- [WRITTEN REQUEST]:
Without the pictures, copy the entries below word for word.

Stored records

* * *

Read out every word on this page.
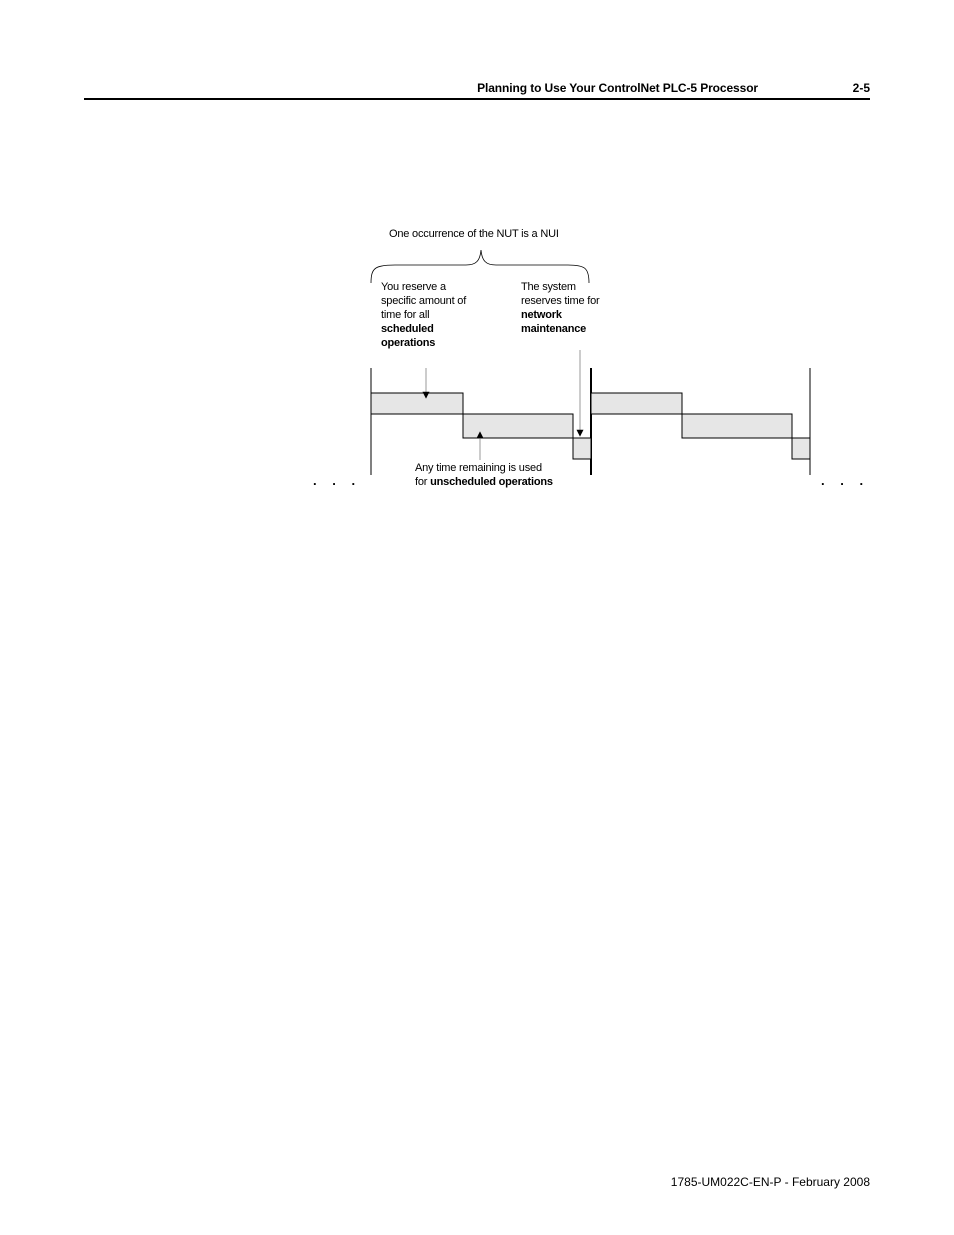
Planning to Use Your ControlNet PLC-5 Processor	2-5
One occurrence of the NUT is a NUI
You reserve a specific amount of time for all scheduled operations
The system reserves time for network maintenance
Any time remaining is used
for unscheduled operations
. . .	. . .
1785-UM022C-EN-P - February 2008
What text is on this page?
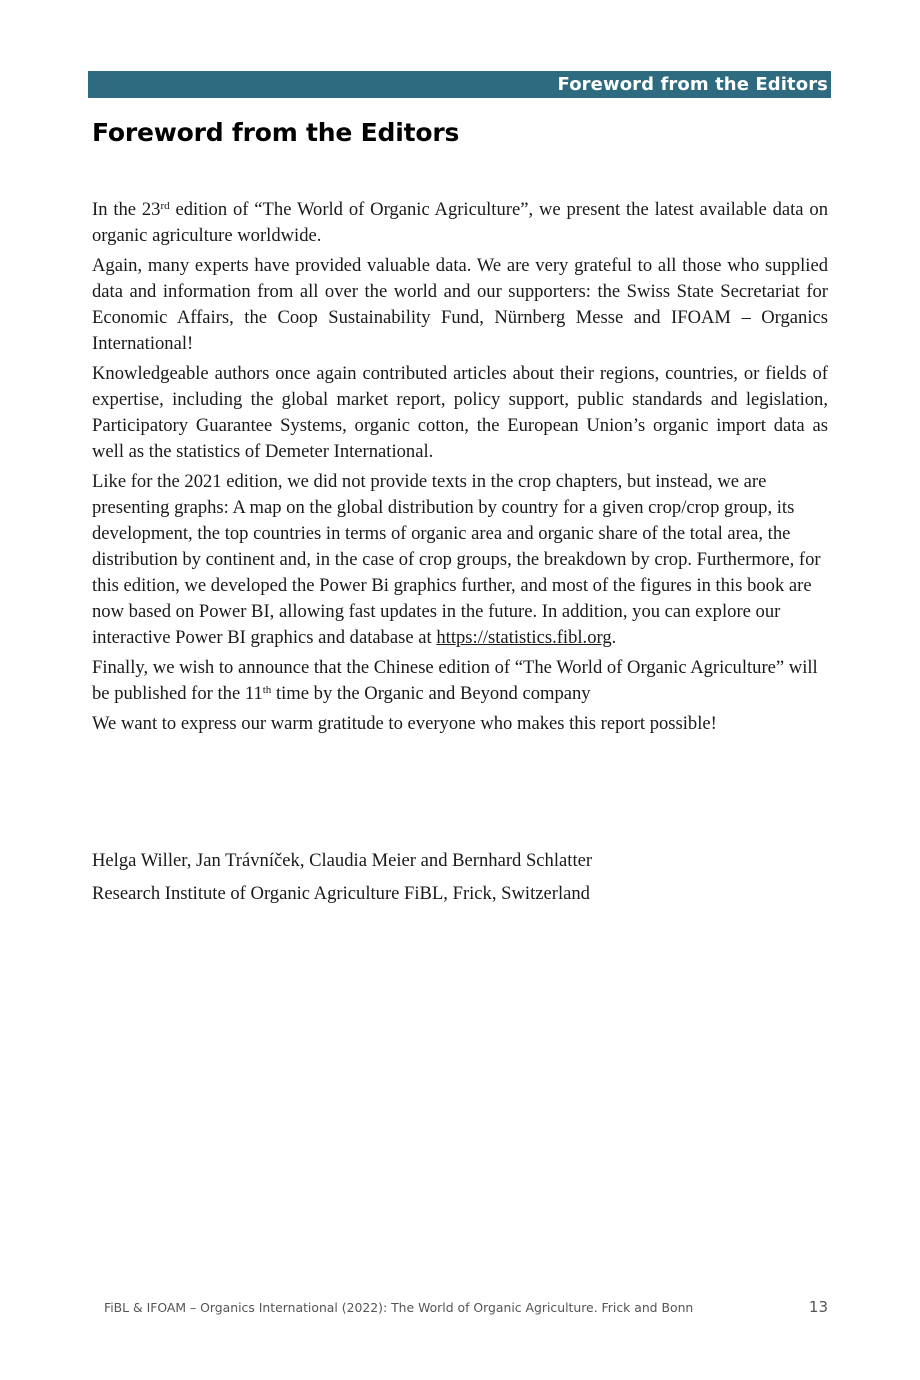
Foreword from the Editors
Foreword from the Editors

In the 23rd edition of “The World of Organic Agriculture”, we present the latest available data on organic agriculture worldwide.

Again, many experts have provided valuable data. We are very grateful to all those who supplied data and information from all over the world and our supporters: the Swiss State Secretariat for Economic Affairs, the Coop Sustainability Fund, Nürnberg Messe and IFOAM – Organics International!

Knowledgeable authors once again contributed articles about their regions, countries, or fields of expertise, including the global market report, policy support, public standards and legislation, Participatory Guarantee Systems, organic cotton, the European Union’s organic import data as well as the statistics of Demeter International.

Like for the 2021 edition, we did not provide texts in the crop chapters, but instead, we are presenting graphs: A map on the global distribution by country for a given crop/crop group, its development, the top countries in terms of organic area and organic share of the total area, the distribution by continent and, in the case of crop groups, the breakdown by crop. Furthermore, for this edition, we developed the Power Bi graphics further, and most of the figures in this book are now based on Power BI, allowing fast updates in the future. In addition, you can explore our interactive Power BI graphics and database at https://statistics.fibl.org.

Finally, we wish to announce that the Chinese edition of “The World of Organic Agriculture” will be published for the 11th time by the Organic and Beyond company

We want to express our warm gratitude to everyone who makes this report possible!

Helga Willer, Jan Trávníček, Claudia Meier and Bernhard Schlatter
Research Institute of Organic Agriculture FiBL, Frick, Switzerland
FiBL & IFOAM – Organics International (2022): The World of Organic Agriculture. Frick and Bonn	13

* * *

- [IN RESPONSE]:
Read out every word on this page.
Planning to Use Your ControlNet PLC-5 Processor	2-5
One occurrence of the NUT is a NUI
You reserve a specific amount of time for all scheduled operations
The system reserves time for network maintenance
Any time remaining is used
for unscheduled operations
. . .	. . .
1785-UM022C-EN-P - February 2008
What text is on this page?
Foreword from the Editors
Foreword from the Editors

In the 23rd edition of “The World of Organic Agriculture”, we present the latest available data on organic agriculture worldwide.

Again, many experts have provided valuable data. We are very grateful to all those who supplied data and information from all over the world and our supporters: the Swiss State Secretariat for Economic Affairs, the Coop Sustainability Fund, Nürnberg Messe and IFOAM – Organics International!

Knowledgeable authors once again contributed articles about their regions, countries, or fields of expertise, including the global market report, policy support, public standards and legislation, Participatory Guarantee Systems, organic cotton, the European Union’s organic import data as well as the statistics of Demeter International.

Like for the 2021 edition, we did not provide texts in the crop chapters, but instead, we are presenting graphs: A map on the global distribution by country for a given crop/crop group, its development, the top countries in terms of organic area and organic share of the total area, the distribution by continent and, in the case of crop groups, the breakdown by crop. Furthermore, for this edition, we developed the Power Bi graphics further, and most of the figures in this book are now based on Power BI, allowing fast updates in the future. In addition, you can explore our interactive Power BI graphics and database at https://statistics.fibl.org.

Finally, we wish to announce that the Chinese edition of “The World of Organic Agriculture” will be published for the 11th time by the Organic and Beyond company

We want to express our warm gratitude to everyone who makes this report possible!

Helga Willer, Jan Trávníček, Claudia Meier and Bernhard Schlatter
Research Institute of Organic Agriculture FiBL, Frick, Switzerland
FiBL & IFOAM – Organics International (2022): The World of Organic Agriculture. Frick and Bonn	13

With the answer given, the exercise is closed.